### What to produce
Quote, exactly, the line holding "Parse this screenshot: output" and all lines after it to the end of the records below. Exclude pictures.

### Record excerpts
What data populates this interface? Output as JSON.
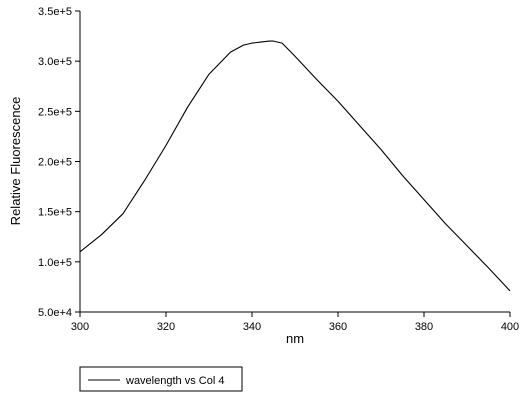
{
  "chart_data": {
    "type": "line",
    "title": "",
    "xlabel": "nm",
    "ylabel": "Relative Fluorescence",
    "xlim": [
      300,
      400
    ],
    "ylim": [
      50000,
      350000
    ],
    "xticks": [
      300,
      320,
      340,
      360,
      380,
      400
    ],
    "xtick_labels": [
      "300",
      "320",
      "340",
      "360",
      "380",
      "400"
    ],
    "yticks": [
      50000,
      100000,
      150000,
      200000,
      250000,
      300000,
      350000
    ],
    "ytick_labels": [
      "5.0e+4",
      "1.0e+5",
      "1.5e+5",
      "2.0e+5",
      "2.5e+5",
      "3.0e+5",
      "3.5e+5"
    ],
    "grid": false,
    "legend": {
      "placement": "bottom-left, below plot",
      "entries": [
        "wavelength vs Col 4"
      ]
    },
    "series": [
      {
        "name": "wavelength vs Col 4",
        "color": "#000000",
        "x": [
          300,
          305,
          310,
          315,
          320,
          325,
          330,
          335,
          338,
          340,
          342,
          344,
          345,
          347,
          350,
          355,
          360,
          365,
          370,
          375,
          380,
          385,
          390,
          395,
          400
        ],
        "y": [
          110000,
          127000,
          148000,
          181000,
          216000,
          254000,
          287000,
          309000,
          316000,
          318000,
          319000,
          320000,
          320000,
          318000,
          305000,
          282000,
          260000,
          236000,
          212000,
          186000,
          162000,
          138000,
          116000,
          94000,
          71000
        ]
      }
    ]
  }
}
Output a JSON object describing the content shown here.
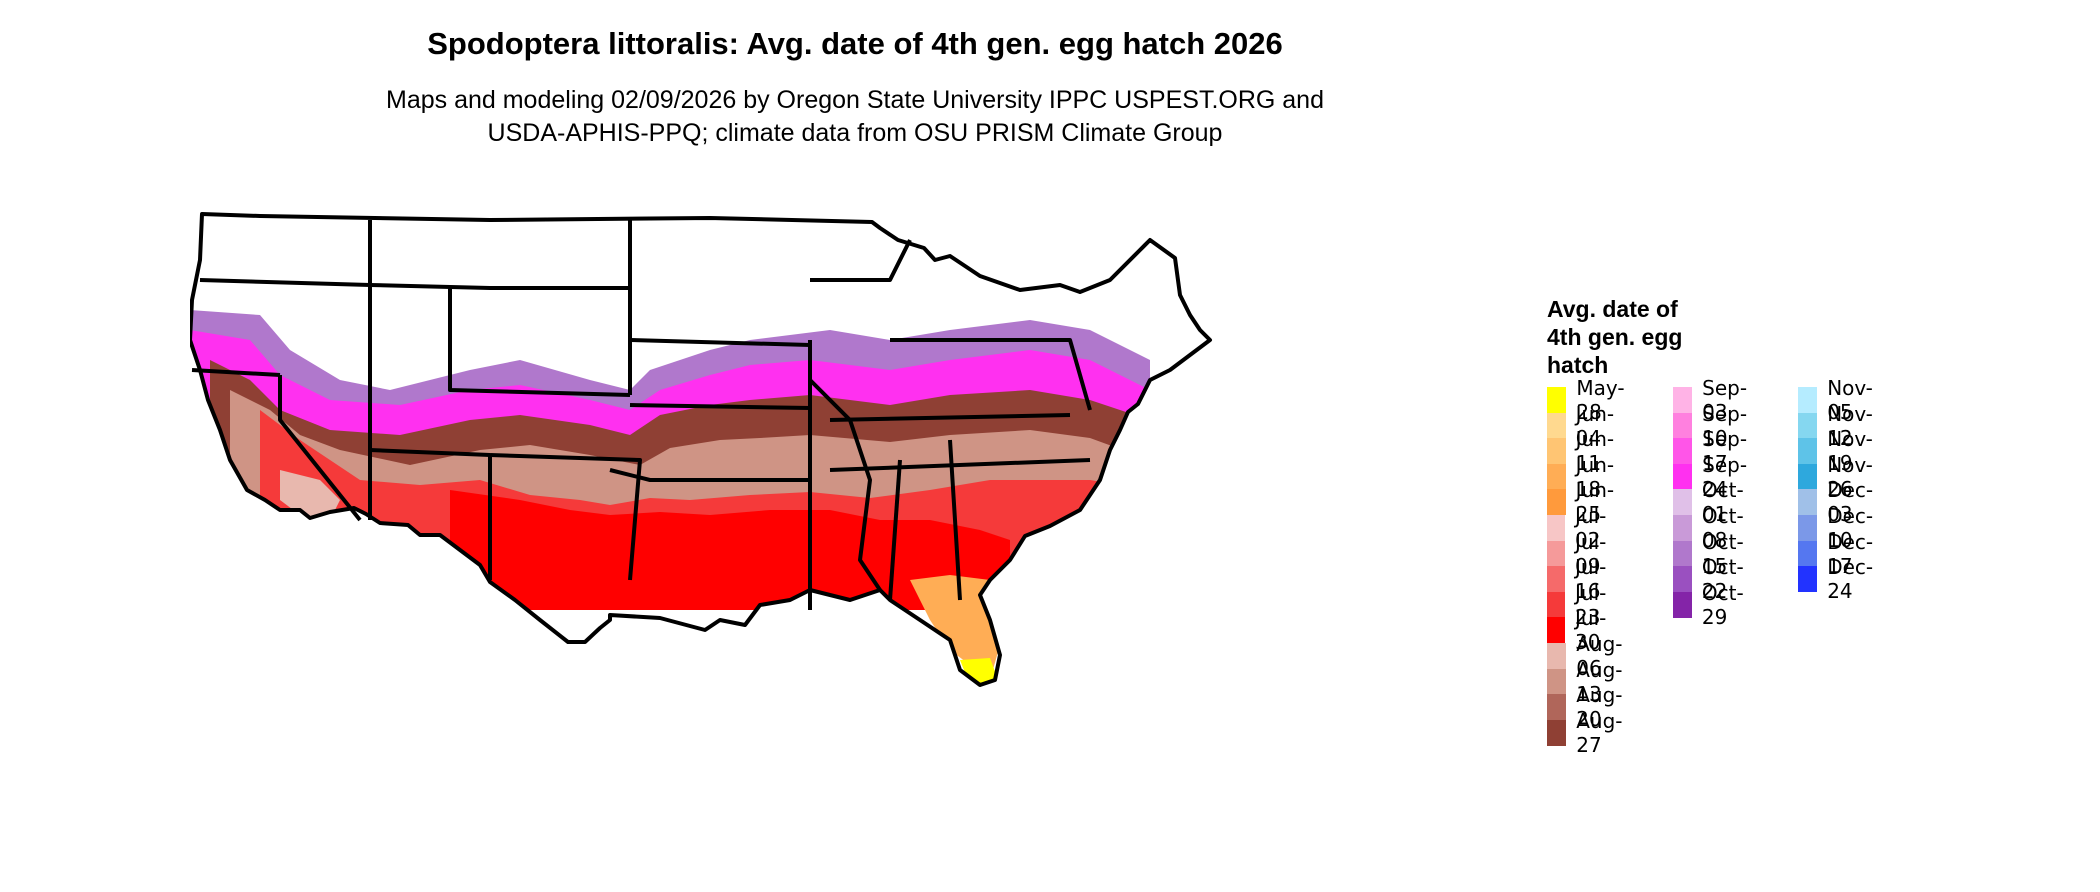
{
  "title": "Spodoptera littoralis: Avg. date of 4th gen. egg hatch 2026",
  "subtitle_line1": "Maps and modeling 02/09/2026 by Oregon State University IPPC USPEST.ORG and",
  "subtitle_line2": "USDA-APHIS-PPQ; climate data from OSU PRISM Climate Group",
  "legend": {
    "title_line1": "Avg. date of",
    "title_line2": "4th gen. egg",
    "title_line3": "hatch",
    "items": [
      {
        "label": "May-28",
        "color": "#ffff00"
      },
      {
        "label": "Jun-04",
        "color": "#ffd98f"
      },
      {
        "label": "Jun-11",
        "color": "#ffc573"
      },
      {
        "label": "Jun-18",
        "color": "#ffad55"
      },
      {
        "label": "Jun-25",
        "color": "#ff9a3c"
      },
      {
        "label": "Jul-02",
        "color": "#f7c6c6"
      },
      {
        "label": "Jul-09",
        "color": "#f59a9a"
      },
      {
        "label": "Jul-16",
        "color": "#f56a6a"
      },
      {
        "label": "Jul-23",
        "color": "#f53a3a"
      },
      {
        "label": "Jul-30",
        "color": "#ff0000"
      },
      {
        "label": "Aug-06",
        "color": "#e8b8ae"
      },
      {
        "label": "Aug-13",
        "color": "#cf9485"
      },
      {
        "label": "Aug-20",
        "color": "#b0665a"
      },
      {
        "label": "Aug-27",
        "color": "#8f4034"
      },
      {
        "label": "Sep-03",
        "color": "#ffb3e6"
      },
      {
        "label": "Sep-10",
        "color": "#ff80df"
      },
      {
        "label": "Sep-17",
        "color": "#ff55e8"
      },
      {
        "label": "Sep-24",
        "color": "#ff30f0"
      },
      {
        "label": "Oct-01",
        "color": "#e0c0e8"
      },
      {
        "label": "Oct-08",
        "color": "#c99ad8"
      },
      {
        "label": "Oct-15",
        "color": "#b078cc"
      },
      {
        "label": "Oct-22",
        "color": "#9a50c0"
      },
      {
        "label": "Oct-29",
        "color": "#8424a8"
      },
      {
        "label": "Nov-05",
        "color": "#b5ecff"
      },
      {
        "label": "Nov-12",
        "color": "#85d7f0"
      },
      {
        "label": "Nov-19",
        "color": "#5ec3e8"
      },
      {
        "label": "Nov-26",
        "color": "#2ea8dd"
      },
      {
        "label": "Dec-03",
        "color": "#a0c0e8"
      },
      {
        "label": "Dec-10",
        "color": "#7b98e8"
      },
      {
        "label": "Dec-17",
        "color": "#5577f0"
      },
      {
        "label": "Dec-24",
        "color": "#2233ff"
      }
    ]
  },
  "map": {
    "state_outline_color": "#000000",
    "land_color": "#ffffff"
  }
}
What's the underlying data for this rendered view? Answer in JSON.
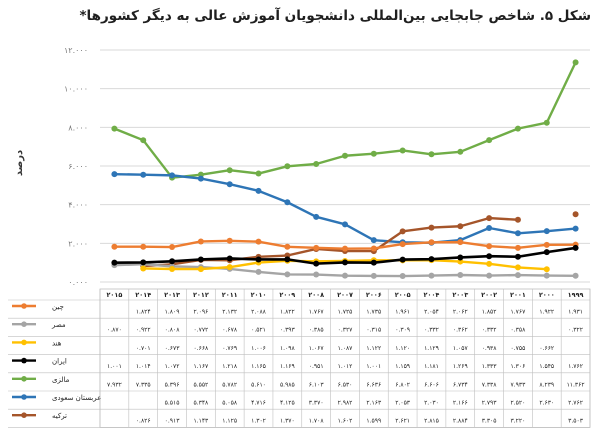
{
  "chart_data": {
    "type": "line",
    "title": "شکل ۵. شاخص جابجایی بین‌المللی دانشجویان آموزش عالی به دیگر کشورها*",
    "ylabel": "درصد",
    "ylim": [
      0,
      12
    ],
    "yticks": [
      "۰.۰۰۰",
      "۲.۰۰۰",
      "۴.۰۰۰",
      "۶.۰۰۰",
      "۸.۰۰۰",
      "۱۰.۰۰۰",
      "۱۲.۰۰۰"
    ],
    "categories": [
      "۱۹۹۹",
      "۲۰۰۰",
      "۲۰۰۱",
      "۲۰۰۲",
      "۲۰۰۳",
      "۲۰۰۴",
      "۲۰۰۵",
      "۲۰۰۶",
      "۲۰۰۷",
      "۲۰۰۸",
      "۲۰۰۹",
      "۲۰۱۰",
      "۲۰۱۱",
      "۲۰۱۲",
      "۲۰۱۳",
      "۲۰۱۴",
      "۲۰۱۵"
    ],
    "grid": true,
    "series": [
      {
        "name": "چین",
        "color": "#ed7d31",
        "values": [
          1.931,
          1.922,
          1.767,
          1.852,
          2.062,
          2.054,
          1.961,
          1.735,
          1.725,
          1.767,
          1.822,
          2.088,
          2.132,
          2.096,
          1.809,
          1.824,
          1.824
        ],
        "labels": [
          "۱.۹۳۱",
          "۱.۹۲۲",
          "۱.۷۶۷",
          "۱.۸۵۲",
          "۲.۰۶۲",
          "۲.۰۵۴",
          "۱.۹۶۱",
          "۱.۷۳۵",
          "۱.۷۲۵",
          "۱.۷۶۷",
          "۱.۸۲۲",
          "۲.۰۸۸",
          "۲.۱۳۲",
          "۲.۰۹۶",
          "۱.۸۰۹",
          "۱.۸۲۴",
          ""
        ]
      },
      {
        "name": "مصر",
        "color": "#a5a5a5",
        "values": [
          0.322,
          0.332,
          0.358,
          0.332,
          0.362,
          0.332,
          0.309,
          0.315,
          0.327,
          0.385,
          0.393,
          0.521,
          0.678,
          0.772,
          0.808,
          0.922,
          0.87
        ],
        "labels": [
          "۰.۳۲۲",
          "",
          "۰.۳۵۸",
          "۰.۳۳۲",
          "۰.۳۶۲",
          "۰.۳۳۲",
          "۰.۳۰۹",
          "۰.۳۱۵",
          "۰.۳۲۷",
          "۰.۳۸۵",
          "۰.۳۹۳",
          "۰.۵۲۱",
          "۰.۶۷۸",
          "۰.۷۷۲",
          "۰.۸۰۸",
          "۰.۹۲۲",
          "۰.۸۷۰"
        ]
      },
      {
        "name": "هند",
        "color": "#ffc000",
        "values": [
          null,
          0.662,
          0.755,
          0.938,
          1.057,
          1.129,
          1.12,
          1.122,
          1.087,
          1.067,
          1.098,
          1.006,
          0.769,
          0.668,
          0.673,
          0.701,
          null
        ],
        "labels": [
          "",
          "۰.۶۶۲",
          "۰.۷۵۵",
          "۰.۹۳۸",
          "۱.۰۵۷",
          "۱.۱۲۹",
          "۱.۱۲۰",
          "۱.۱۲۲",
          "۱.۰۸۷",
          "۱.۰۶۷",
          "۱.۰۹۸",
          "۱.۰۰۶",
          "۰.۷۶۹",
          "۰.۶۶۸",
          "۰.۶۷۳",
          "۰.۷۰۱",
          ""
        ]
      },
      {
        "name": "ایران",
        "color": "#000000",
        "values": [
          1.762,
          1.545,
          1.306,
          1.333,
          1.269,
          1.181,
          1.159,
          1.001,
          1.012,
          0.951,
          1.169,
          1.165,
          1.218,
          1.167,
          1.072,
          1.014,
          1.001
        ],
        "labels": [
          "۱.۷۶۲",
          "۱.۵۴۵",
          "۱.۳۰۶",
          "۱.۳۳۳",
          "۱.۲۶۹",
          "۱.۱۸۱",
          "۱.۱۵۹",
          "۱.۰۰۱",
          "۱.۰۱۲",
          "۰.۹۵۱",
          "۱.۱۶۹",
          "۱.۱۶۵",
          "۱.۲۱۸",
          "۱.۱۶۷",
          "۱.۰۷۲",
          "۱.۰۱۴",
          "۱.۰۰۱"
        ]
      },
      {
        "name": "مالزی",
        "color": "#70ad47",
        "values": [
          11.362,
          8.239,
          7.933,
          7.338,
          6.734,
          6.606,
          6.802,
          6.636,
          6.53,
          6.103,
          5.985,
          5.61,
          5.782,
          5.552,
          5.396,
          7.335,
          7.932
        ],
        "labels": [
          "۱۱.۳۶۲",
          "۸.۲۳۹",
          "۷.۹۳۳",
          "۷.۳۳۸",
          "۶.۷۳۴",
          "۶.۶۰۶",
          "۶.۸۰۲",
          "۶.۶۳۶",
          "۶.۵۳۰",
          "۶.۱۰۳",
          "۵.۹۸۵",
          "۵.۶۱۰",
          "۵.۷۸۲",
          "۵.۵۵۲",
          "۵.۳۹۶",
          "۷.۳۳۵",
          "۷.۹۳۲"
        ]
      },
      {
        "name": "عربستان سعودی",
        "color": "#2e75b6",
        "values": [
          2.762,
          2.63,
          2.52,
          2.793,
          2.166,
          2.03,
          2.053,
          2.163,
          2.982,
          3.37,
          4.125,
          4.716,
          5.058,
          5.348,
          5.515,
          5.55,
          5.579
        ],
        "labels": [
          "۲.۷۶۲",
          "۲.۶۳۰",
          "۲.۵۲۰",
          "۲.۷۹۳",
          "۲.۱۶۶",
          "۲.۰۳۰",
          "۲.۰۵۳",
          "۲.۱۶۳",
          "۲.۹۸۲",
          "۳.۳۷۰",
          "۴.۱۲۵",
          "۴.۷۱۶",
          "۵.۰۵۸",
          "۵.۳۴۸",
          "۵.۵۱۵",
          "",
          ""
        ]
      },
      {
        "name": "ترکیه",
        "color": "#a5552a",
        "values": [
          3.503,
          null,
          3.22,
          3.305,
          2.884,
          2.815,
          2.621,
          1.599,
          1.602,
          1.708,
          1.37,
          1.302,
          1.125,
          1.143,
          0.913,
          0.826,
          null
        ],
        "labels": [
          "۳.۵۰۳",
          "",
          "۳.۲۲۰",
          "۳.۳۰۵",
          "۲.۸۸۴",
          "۲.۸۱۵",
          "۲.۶۲۱",
          "۱.۵۹۹",
          "۱.۶۰۲",
          "۱.۷۰۸",
          "۱.۳۷۰",
          "۱.۳۰۲",
          "۱.۱۲۵",
          "۱.۱۴۳",
          "۰.۹۱۳",
          "۰.۸۲۶",
          ""
        ]
      }
    ]
  }
}
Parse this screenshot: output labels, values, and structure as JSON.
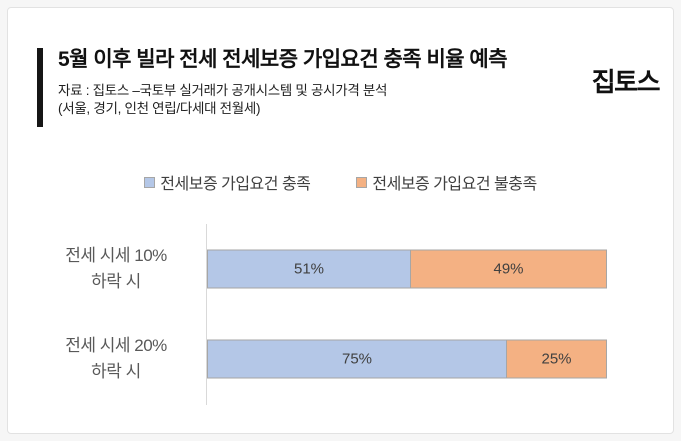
{
  "header": {
    "title": "5월 이후 빌라 전세 전세보증 가입요건 충족 비율 예측",
    "source_line1": "자료 : 집토스 –국토부 실거래가 공개시스템 및 공시가격 분석",
    "source_line2": "(서울, 경기, 인천 연립/다세대 전월세)",
    "logo": "집토스"
  },
  "colors": {
    "met": "#b4c7e7",
    "not_met": "#f4b183",
    "segment_border": "#a6a6a6",
    "axis_line": "#d9d9d9",
    "accent_bar": "#161616",
    "value_label": "#404040",
    "category_label": "#595959"
  },
  "chart_data": {
    "type": "bar",
    "orientation": "horizontal",
    "stacked": true,
    "grid": false,
    "legend_position": "top",
    "xlim": [
      0,
      100
    ],
    "value_suffix": "%",
    "categories": [
      [
        "전세 시세 10%",
        "하락 시"
      ],
      [
        "전세 시세 20%",
        "하락 시"
      ]
    ],
    "series": [
      {
        "name": "전세보증 가입요건 충족",
        "color": "#b4c7e7",
        "values": [
          51,
          75
        ]
      },
      {
        "name": "전세보증 가입요건 불충족",
        "color": "#f4b183",
        "values": [
          49,
          25
        ]
      }
    ]
  }
}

### Exercise solution
Parse this screenshot: output labels, values, and structure as JSON.
{
  "header": {
    "title": "5월 이후 빌라 전세 전세보증 가입요건 충족 비율 예측",
    "source_line1": "자료 : 집토스 –국토부 실거래가 공개시스템 및 공시가격 분석",
    "source_line2": "(서울, 경기, 인천 연립/다세대 전월세)",
    "logo": "집토스"
  },
  "colors": {
    "met": "#b4c7e7",
    "not_met": "#f4b183",
    "segment_border": "#a6a6a6",
    "axis_line": "#d9d9d9",
    "accent_bar": "#161616",
    "value_label": "#404040",
    "category_label": "#595959"
  },
  "chart_data": {
    "type": "bar",
    "orientation": "horizontal",
    "stacked": true,
    "grid": false,
    "legend_position": "top",
    "xlim": [
      0,
      100
    ],
    "value_suffix": "%",
    "categories": [
      [
        "전세 시세 10%",
        "하락 시"
      ],
      [
        "전세 시세 20%",
        "하락 시"
      ]
    ],
    "series": [
      {
        "name": "전세보증 가입요건 충족",
        "color": "#b4c7e7",
        "values": [
          51,
          75
        ]
      },
      {
        "name": "전세보증 가입요건 불충족",
        "color": "#f4b183",
        "values": [
          49,
          25
        ]
      }
    ]
  }
}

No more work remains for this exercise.